• What needs to be done
Print each entry verbatim.

>>>>>

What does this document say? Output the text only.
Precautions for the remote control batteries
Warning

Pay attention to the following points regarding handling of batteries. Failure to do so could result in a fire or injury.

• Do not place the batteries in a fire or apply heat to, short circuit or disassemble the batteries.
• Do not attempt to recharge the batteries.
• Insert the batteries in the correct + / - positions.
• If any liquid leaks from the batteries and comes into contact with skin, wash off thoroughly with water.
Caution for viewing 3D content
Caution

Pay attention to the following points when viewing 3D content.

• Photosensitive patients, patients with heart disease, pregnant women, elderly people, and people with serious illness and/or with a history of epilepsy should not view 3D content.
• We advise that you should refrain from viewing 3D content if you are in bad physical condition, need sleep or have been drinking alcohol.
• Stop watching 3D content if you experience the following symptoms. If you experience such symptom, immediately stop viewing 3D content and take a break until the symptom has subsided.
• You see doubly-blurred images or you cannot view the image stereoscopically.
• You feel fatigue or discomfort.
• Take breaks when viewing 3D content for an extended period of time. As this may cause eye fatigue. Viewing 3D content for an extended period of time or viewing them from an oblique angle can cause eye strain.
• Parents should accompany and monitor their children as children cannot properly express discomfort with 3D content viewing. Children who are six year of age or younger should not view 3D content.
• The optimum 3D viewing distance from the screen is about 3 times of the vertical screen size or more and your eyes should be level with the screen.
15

<<<<<

• Task answer
What does this document say? Output the text only.
Precautions for the remote control batteries
Warning

Pay attention to the following points regarding handling of batteries. Failure to do so could result in a fire or injury.

• Do not place the batteries in a fire or apply heat to, short circuit or disassemble the batteries.
• Do not attempt to recharge the batteries.
• Insert the batteries in the correct + / - positions.
• If any liquid leaks from the batteries and comes into contact with skin, wash off thoroughly with water.
Caution for viewing 3D content
Caution

Pay attention to the following points when viewing 3D content.

• Photosensitive patients, patients with heart disease, pregnant women, elderly people, and people with serious illness and/or with a history of epilepsy should not view 3D content.
• We advise that you should refrain from viewing 3D content if you are in bad physical condition, need sleep or have been drinking alcohol.
• Stop watching 3D content if you experience the following symptoms. If you experience such symptom, immediately stop viewing 3D content and take a break until the symptom has subsided.
• You see doubly-blurred images or you cannot view the image stereoscopically.
• You feel fatigue or discomfort.
• Take breaks when viewing 3D content for an extended period of time. As this may cause eye fatigue. Viewing 3D content for an extended period of time or viewing them from an oblique angle can cause eye strain.
• Parents should accompany and monitor their children as children cannot properly express discomfort with 3D content viewing. Children who are six year of age or younger should not view 3D content.
• The optimum 3D viewing distance from the screen is about 3 times of the vertical screen size or more and your eyes should be level with the screen.
15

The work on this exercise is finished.